Start of Exercise data

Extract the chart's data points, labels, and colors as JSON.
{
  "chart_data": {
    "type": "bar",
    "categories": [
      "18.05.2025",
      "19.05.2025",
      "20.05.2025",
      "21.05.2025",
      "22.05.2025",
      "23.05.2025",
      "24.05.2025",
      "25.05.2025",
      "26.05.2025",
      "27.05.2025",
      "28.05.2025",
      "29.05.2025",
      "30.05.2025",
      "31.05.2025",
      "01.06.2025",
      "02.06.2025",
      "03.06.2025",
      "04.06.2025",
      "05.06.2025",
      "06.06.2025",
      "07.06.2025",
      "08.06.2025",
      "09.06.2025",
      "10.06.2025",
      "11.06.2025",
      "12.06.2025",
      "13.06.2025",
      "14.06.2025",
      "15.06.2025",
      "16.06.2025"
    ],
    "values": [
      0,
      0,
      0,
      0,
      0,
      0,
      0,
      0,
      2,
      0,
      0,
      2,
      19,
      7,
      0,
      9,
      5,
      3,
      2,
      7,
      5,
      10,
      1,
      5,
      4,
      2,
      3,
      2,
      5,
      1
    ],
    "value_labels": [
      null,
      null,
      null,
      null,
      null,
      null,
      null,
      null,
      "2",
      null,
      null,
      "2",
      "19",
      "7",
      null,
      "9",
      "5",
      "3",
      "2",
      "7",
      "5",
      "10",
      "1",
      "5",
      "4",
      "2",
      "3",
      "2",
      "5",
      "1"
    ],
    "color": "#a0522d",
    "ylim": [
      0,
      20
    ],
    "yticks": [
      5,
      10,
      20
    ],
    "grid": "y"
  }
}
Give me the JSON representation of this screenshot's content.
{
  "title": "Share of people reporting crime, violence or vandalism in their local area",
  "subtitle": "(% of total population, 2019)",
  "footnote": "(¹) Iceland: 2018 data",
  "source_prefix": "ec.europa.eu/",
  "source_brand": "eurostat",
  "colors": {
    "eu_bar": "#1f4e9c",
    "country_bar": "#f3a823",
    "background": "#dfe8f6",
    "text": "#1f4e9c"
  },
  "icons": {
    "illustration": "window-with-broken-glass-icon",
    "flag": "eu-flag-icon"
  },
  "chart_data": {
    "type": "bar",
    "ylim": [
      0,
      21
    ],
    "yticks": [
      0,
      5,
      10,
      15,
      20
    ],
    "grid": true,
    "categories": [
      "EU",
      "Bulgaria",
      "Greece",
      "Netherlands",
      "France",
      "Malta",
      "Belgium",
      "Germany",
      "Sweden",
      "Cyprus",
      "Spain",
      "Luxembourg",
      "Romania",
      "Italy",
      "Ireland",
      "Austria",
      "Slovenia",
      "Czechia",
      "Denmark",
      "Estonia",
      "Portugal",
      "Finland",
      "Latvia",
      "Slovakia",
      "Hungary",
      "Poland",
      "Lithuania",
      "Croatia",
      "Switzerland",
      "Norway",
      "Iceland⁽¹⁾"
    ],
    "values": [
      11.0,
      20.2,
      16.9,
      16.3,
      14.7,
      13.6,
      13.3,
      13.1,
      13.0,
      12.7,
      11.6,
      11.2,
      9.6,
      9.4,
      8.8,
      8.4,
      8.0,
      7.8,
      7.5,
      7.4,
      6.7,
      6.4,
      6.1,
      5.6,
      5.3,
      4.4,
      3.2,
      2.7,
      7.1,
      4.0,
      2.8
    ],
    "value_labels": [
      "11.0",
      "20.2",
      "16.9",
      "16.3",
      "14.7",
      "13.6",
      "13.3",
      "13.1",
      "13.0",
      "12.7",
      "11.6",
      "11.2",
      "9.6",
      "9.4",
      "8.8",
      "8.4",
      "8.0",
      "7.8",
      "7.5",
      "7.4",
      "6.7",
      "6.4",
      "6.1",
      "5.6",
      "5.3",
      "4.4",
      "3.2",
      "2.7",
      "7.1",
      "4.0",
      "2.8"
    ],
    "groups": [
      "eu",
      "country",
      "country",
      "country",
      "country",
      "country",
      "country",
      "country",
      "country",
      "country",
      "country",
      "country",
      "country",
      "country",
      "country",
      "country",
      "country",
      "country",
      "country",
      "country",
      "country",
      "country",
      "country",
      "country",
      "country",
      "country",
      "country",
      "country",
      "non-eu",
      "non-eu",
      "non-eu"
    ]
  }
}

End of Exercise data

**Task goal**
Each line above must be printed exactly as it appears.

**Written reply**
Extract the chart's data points, labels, and colors as JSON.
{
  "chart_data": {
    "type": "bar",
    "categories": [
      "18.05.2025",
      "19.05.2025",
      "20.05.2025",
      "21.05.2025",
      "22.05.2025",
      "23.05.2025",
      "24.05.2025",
      "25.05.2025",
      "26.05.2025",
      "27.05.2025",
      "28.05.2025",
      "29.05.2025",
      "30.05.2025",
      "31.05.2025",
      "01.06.2025",
      "02.06.2025",
      "03.06.2025",
      "04.06.2025",
      "05.06.2025",
      "06.06.2025",
      "07.06.2025",
      "08.06.2025",
      "09.06.2025",
      "10.06.2025",
      "11.06.2025",
      "12.06.2025",
      "13.06.2025",
      "14.06.2025",
      "15.06.2025",
      "16.06.2025"
    ],
    "values": [
      0,
      0,
      0,
      0,
      0,
      0,
      0,
      0,
      2,
      0,
      0,
      2,
      19,
      7,
      0,
      9,
      5,
      3,
      2,
      7,
      5,
      10,
      1,
      5,
      4,
      2,
      3,
      2,
      5,
      1
    ],
    "value_labels": [
      null,
      null,
      null,
      null,
      null,
      null,
      null,
      null,
      "2",
      null,
      null,
      "2",
      "19",
      "7",
      null,
      "9",
      "5",
      "3",
      "2",
      "7",
      "5",
      "10",
      "1",
      "5",
      "4",
      "2",
      "3",
      "2",
      "5",
      "1"
    ],
    "color": "#a0522d",
    "ylim": [
      0,
      20
    ],
    "yticks": [
      5,
      10,
      20
    ],
    "grid": "y"
  }
}
Give me the JSON representation of this screenshot's content.
{
  "title": "Share of people reporting crime, violence or vandalism in their local area",
  "subtitle": "(% of total population, 2019)",
  "footnote": "(¹) Iceland: 2018 data",
  "source_prefix": "ec.europa.eu/",
  "source_brand": "eurostat",
  "colors": {
    "eu_bar": "#1f4e9c",
    "country_bar": "#f3a823",
    "background": "#dfe8f6",
    "text": "#1f4e9c"
  },
  "icons": {
    "illustration": "window-with-broken-glass-icon",
    "flag": "eu-flag-icon"
  },
  "chart_data": {
    "type": "bar",
    "ylim": [
      0,
      21
    ],
    "yticks": [
      0,
      5,
      10,
      15,
      20
    ],
    "grid": true,
    "categories": [
      "EU",
      "Bulgaria",
      "Greece",
      "Netherlands",
      "France",
      "Malta",
      "Belgium",
      "Germany",
      "Sweden",
      "Cyprus",
      "Spain",
      "Luxembourg",
      "Romania",
      "Italy",
      "Ireland",
      "Austria",
      "Slovenia",
      "Czechia",
      "Denmark",
      "Estonia",
      "Portugal",
      "Finland",
      "Latvia",
      "Slovakia",
      "Hungary",
      "Poland",
      "Lithuania",
      "Croatia",
      "Switzerland",
      "Norway",
      "Iceland⁽¹⁾"
    ],
    "values": [
      11.0,
      20.2,
      16.9,
      16.3,
      14.7,
      13.6,
      13.3,
      13.1,
      13.0,
      12.7,
      11.6,
      11.2,
      9.6,
      9.4,
      8.8,
      8.4,
      8.0,
      7.8,
      7.5,
      7.4,
      6.7,
      6.4,
      6.1,
      5.6,
      5.3,
      4.4,
      3.2,
      2.7,
      7.1,
      4.0,
      2.8
    ],
    "value_labels": [
      "11.0",
      "20.2",
      "16.9",
      "16.3",
      "14.7",
      "13.6",
      "13.3",
      "13.1",
      "13.0",
      "12.7",
      "11.6",
      "11.2",
      "9.6",
      "9.4",
      "8.8",
      "8.4",
      "8.0",
      "7.8",
      "7.5",
      "7.4",
      "6.7",
      "6.4",
      "6.1",
      "5.6",
      "5.3",
      "4.4",
      "3.2",
      "2.7",
      "7.1",
      "4.0",
      "2.8"
    ],
    "groups": [
      "eu",
      "country",
      "country",
      "country",
      "country",
      "country",
      "country",
      "country",
      "country",
      "country",
      "country",
      "country",
      "country",
      "country",
      "country",
      "country",
      "country",
      "country",
      "country",
      "country",
      "country",
      "country",
      "country",
      "country",
      "country",
      "country",
      "country",
      "country",
      "non-eu",
      "non-eu",
      "non-eu"
    ]
  }
}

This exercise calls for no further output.